* Start Extracted data *

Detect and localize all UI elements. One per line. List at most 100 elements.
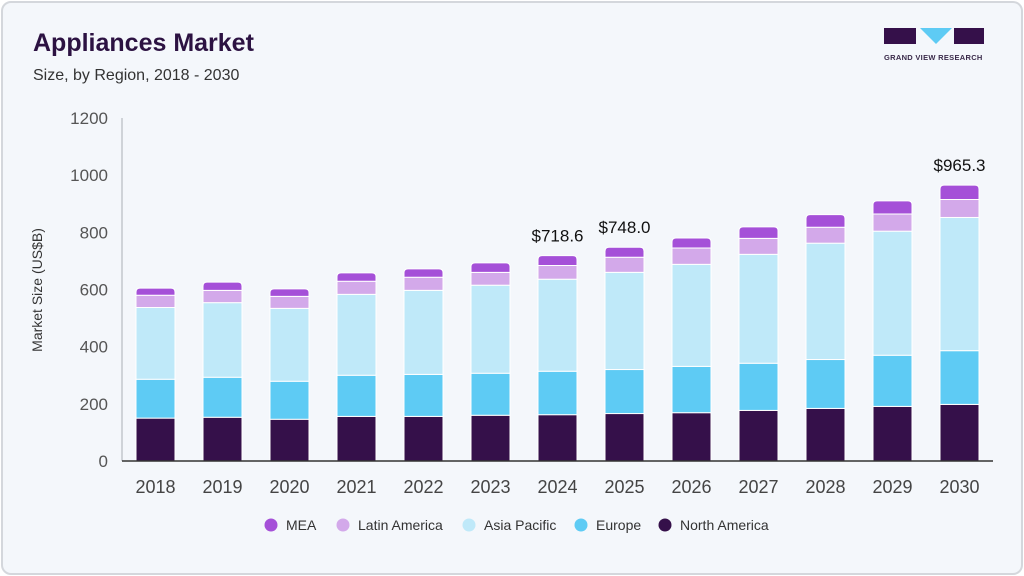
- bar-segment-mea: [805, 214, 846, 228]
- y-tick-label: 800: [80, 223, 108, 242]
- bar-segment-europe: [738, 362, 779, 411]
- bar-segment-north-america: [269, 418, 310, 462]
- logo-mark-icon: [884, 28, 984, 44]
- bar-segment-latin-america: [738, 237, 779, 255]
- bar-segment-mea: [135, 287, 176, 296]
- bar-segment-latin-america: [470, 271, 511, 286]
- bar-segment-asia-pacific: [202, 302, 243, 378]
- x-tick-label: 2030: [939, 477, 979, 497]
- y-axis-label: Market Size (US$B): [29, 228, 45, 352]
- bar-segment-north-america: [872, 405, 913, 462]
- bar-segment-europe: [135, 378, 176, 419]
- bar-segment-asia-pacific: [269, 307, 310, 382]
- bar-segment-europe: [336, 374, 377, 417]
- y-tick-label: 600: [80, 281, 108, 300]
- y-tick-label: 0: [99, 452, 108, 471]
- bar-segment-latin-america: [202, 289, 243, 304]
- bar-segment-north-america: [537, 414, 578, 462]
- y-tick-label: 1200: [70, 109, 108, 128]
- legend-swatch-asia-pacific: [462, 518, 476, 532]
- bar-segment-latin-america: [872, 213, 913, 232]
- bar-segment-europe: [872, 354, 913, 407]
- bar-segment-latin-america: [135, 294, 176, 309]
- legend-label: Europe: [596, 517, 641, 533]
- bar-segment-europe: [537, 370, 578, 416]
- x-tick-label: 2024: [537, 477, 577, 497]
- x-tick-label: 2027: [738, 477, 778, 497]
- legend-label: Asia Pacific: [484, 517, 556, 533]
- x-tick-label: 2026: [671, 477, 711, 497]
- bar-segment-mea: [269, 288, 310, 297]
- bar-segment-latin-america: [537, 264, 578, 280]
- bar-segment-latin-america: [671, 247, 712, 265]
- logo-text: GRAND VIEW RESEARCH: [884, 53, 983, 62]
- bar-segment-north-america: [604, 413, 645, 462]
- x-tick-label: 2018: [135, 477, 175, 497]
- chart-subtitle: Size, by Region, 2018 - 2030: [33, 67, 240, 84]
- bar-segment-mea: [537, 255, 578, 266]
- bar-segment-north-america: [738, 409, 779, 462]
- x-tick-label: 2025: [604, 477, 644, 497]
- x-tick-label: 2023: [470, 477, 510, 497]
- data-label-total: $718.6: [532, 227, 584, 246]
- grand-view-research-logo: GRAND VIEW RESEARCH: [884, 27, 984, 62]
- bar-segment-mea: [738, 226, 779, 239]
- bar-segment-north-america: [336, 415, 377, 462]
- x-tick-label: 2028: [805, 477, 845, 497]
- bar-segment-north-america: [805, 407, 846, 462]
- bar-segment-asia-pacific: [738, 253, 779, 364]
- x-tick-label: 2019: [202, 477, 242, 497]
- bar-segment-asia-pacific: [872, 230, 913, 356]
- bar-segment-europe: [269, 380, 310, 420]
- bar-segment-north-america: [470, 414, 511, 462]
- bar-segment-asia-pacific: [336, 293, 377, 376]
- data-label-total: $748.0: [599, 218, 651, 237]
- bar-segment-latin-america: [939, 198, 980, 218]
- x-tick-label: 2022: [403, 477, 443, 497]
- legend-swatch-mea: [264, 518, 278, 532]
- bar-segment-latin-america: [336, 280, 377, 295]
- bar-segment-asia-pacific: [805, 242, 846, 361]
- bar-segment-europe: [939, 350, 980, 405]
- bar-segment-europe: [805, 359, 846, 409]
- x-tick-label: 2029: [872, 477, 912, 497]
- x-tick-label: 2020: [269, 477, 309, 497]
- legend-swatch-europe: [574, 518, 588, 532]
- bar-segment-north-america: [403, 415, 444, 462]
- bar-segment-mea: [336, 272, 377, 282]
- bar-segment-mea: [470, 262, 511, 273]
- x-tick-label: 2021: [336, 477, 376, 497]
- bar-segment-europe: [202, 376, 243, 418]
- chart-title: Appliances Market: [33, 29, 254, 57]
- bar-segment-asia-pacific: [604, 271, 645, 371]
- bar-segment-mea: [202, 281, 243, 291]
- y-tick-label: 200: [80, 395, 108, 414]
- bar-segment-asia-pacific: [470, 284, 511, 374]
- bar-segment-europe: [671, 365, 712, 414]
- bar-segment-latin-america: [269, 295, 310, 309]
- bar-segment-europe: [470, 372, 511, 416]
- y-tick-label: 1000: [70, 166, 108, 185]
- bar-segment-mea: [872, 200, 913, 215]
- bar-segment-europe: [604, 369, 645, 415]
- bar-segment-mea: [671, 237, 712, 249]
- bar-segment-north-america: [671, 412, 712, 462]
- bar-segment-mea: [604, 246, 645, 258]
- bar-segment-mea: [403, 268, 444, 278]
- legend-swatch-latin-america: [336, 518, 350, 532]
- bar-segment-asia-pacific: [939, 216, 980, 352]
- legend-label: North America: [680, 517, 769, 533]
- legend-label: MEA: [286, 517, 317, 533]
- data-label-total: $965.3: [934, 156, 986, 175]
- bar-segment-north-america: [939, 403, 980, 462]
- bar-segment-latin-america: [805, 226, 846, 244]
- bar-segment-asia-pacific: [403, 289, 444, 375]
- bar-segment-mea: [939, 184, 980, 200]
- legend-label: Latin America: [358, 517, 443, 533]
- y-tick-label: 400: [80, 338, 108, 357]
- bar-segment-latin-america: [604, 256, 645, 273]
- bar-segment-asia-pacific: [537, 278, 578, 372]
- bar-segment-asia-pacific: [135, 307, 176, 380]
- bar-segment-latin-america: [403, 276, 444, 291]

* End Extracted data *

** Instruction **
Return the lines from the one containing "- bar-segment-mea: [805, 214, 846, 228]" through the one containing "- x-tick-label: 2030: [939, 477, 979, 497]", inclusive, unchanged.

** Solution to this exercise **
- bar-segment-mea: [805, 214, 846, 228]
- y-tick-label: 800: [80, 223, 108, 242]
- bar-segment-europe: [738, 362, 779, 411]
- bar-segment-north-america: [269, 418, 310, 462]
- logo-mark-icon: [884, 28, 984, 44]
- bar-segment-latin-america: [738, 237, 779, 255]
- bar-segment-mea: [135, 287, 176, 296]
- bar-segment-latin-america: [470, 271, 511, 286]
- bar-segment-asia-pacific: [202, 302, 243, 378]
- x-tick-label: 2030: [939, 477, 979, 497]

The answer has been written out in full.